■ WHAT TO PRODUCE
Copy out all lines carrying the word "text".

■ RAW DATA
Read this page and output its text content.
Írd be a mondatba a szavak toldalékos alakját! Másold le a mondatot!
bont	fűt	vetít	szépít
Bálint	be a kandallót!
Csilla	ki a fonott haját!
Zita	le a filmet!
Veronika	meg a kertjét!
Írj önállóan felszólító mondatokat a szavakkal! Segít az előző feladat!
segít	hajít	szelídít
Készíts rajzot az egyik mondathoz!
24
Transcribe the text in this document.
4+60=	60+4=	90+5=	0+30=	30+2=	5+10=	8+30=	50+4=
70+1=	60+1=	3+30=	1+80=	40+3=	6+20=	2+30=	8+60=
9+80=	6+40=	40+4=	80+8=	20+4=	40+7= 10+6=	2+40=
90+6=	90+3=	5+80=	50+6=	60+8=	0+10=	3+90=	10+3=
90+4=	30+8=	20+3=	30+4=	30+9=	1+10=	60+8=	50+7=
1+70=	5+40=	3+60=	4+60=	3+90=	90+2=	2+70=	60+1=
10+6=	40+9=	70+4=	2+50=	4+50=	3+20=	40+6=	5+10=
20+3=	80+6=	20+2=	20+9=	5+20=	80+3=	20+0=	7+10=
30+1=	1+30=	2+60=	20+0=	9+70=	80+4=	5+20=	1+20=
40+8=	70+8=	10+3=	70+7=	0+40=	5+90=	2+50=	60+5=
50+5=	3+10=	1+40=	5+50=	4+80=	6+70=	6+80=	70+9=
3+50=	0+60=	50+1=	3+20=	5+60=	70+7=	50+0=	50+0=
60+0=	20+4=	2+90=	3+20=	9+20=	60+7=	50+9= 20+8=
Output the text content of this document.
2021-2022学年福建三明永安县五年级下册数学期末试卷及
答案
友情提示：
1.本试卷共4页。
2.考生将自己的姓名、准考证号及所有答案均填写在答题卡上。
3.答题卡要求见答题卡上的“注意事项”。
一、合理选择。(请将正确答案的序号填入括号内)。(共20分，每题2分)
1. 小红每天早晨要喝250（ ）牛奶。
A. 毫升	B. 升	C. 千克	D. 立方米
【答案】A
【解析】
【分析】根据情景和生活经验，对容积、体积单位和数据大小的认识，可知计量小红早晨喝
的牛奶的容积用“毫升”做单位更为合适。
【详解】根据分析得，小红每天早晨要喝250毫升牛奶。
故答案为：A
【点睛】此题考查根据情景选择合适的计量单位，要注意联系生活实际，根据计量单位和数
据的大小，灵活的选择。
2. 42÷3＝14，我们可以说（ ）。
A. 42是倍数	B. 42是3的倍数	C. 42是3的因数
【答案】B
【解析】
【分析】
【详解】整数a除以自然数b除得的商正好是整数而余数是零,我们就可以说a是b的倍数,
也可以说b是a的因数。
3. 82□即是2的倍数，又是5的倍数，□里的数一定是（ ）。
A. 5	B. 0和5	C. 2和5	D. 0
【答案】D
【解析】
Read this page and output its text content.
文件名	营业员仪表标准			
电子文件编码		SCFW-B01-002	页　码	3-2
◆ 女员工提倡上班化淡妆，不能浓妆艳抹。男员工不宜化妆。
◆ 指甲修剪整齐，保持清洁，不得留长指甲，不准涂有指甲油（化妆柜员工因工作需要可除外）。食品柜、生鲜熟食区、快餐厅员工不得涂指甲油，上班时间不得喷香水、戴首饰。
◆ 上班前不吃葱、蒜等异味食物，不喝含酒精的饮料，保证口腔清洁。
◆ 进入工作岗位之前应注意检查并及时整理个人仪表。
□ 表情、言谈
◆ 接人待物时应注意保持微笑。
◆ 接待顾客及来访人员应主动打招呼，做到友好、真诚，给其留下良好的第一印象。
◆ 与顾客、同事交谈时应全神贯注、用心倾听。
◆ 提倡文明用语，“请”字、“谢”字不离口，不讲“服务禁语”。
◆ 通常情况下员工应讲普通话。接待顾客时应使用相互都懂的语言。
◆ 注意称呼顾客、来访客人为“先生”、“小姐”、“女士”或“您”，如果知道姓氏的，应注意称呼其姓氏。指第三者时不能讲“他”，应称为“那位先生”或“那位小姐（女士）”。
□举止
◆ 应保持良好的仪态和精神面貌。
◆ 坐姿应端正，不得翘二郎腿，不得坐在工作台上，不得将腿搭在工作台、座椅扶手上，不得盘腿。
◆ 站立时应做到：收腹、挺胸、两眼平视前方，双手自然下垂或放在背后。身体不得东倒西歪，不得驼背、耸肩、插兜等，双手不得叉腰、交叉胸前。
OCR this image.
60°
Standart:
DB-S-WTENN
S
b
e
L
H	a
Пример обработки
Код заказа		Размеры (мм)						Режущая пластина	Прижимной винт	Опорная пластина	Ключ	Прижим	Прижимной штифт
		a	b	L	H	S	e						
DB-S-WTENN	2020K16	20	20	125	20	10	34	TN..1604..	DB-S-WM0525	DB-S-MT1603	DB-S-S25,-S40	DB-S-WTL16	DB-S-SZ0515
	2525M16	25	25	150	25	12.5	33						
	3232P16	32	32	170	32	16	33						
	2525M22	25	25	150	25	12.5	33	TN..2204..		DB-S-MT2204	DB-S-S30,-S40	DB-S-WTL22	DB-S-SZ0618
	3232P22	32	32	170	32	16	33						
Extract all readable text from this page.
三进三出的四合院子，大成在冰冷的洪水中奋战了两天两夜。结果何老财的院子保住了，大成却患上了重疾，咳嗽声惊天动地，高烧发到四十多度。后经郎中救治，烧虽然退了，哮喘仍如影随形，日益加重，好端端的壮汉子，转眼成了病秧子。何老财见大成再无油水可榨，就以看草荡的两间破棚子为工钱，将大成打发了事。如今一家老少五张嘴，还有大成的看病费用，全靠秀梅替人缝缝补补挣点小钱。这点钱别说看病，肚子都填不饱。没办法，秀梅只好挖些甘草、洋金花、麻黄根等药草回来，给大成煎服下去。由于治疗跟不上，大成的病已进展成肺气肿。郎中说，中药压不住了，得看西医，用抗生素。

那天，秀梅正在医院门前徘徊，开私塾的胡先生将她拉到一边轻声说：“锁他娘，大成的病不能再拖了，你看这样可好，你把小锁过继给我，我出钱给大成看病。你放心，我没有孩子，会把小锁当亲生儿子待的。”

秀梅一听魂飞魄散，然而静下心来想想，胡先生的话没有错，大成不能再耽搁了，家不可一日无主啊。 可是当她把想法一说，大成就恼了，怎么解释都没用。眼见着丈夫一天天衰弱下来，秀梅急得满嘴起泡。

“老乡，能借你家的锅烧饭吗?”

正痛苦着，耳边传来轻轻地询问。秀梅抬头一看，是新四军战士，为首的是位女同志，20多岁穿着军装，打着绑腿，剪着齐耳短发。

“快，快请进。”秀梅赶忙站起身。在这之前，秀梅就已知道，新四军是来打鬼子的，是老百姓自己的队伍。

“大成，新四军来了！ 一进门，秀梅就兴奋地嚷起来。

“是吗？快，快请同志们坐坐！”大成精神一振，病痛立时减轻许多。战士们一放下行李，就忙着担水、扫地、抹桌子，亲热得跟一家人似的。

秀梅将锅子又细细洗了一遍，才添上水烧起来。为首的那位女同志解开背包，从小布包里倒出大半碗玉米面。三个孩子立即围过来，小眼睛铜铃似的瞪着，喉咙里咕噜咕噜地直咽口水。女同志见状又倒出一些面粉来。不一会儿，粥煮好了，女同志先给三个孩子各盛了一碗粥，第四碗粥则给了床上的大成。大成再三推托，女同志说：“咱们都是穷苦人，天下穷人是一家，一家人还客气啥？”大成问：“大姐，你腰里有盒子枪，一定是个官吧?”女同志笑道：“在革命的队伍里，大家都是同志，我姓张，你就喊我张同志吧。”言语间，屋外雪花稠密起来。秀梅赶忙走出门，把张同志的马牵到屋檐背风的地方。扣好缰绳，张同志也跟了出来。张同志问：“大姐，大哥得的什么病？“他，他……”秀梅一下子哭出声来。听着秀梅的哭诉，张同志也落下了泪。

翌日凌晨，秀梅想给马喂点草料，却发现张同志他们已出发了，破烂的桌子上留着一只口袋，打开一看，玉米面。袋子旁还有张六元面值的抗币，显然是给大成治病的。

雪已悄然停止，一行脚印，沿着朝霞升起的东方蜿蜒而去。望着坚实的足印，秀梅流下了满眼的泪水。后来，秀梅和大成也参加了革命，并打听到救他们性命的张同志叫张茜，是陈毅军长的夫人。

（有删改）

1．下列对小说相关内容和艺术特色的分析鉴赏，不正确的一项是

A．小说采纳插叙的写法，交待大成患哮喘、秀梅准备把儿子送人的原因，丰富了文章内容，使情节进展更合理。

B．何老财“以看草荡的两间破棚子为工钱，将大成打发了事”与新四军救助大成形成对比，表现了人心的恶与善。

■ OUTPUT FOR THIS TASK
Read this page and output its text content.
Transcribe the text in this document.
Output the text content of this document.
Read this page and output its text content.
Extract all readable text from this page.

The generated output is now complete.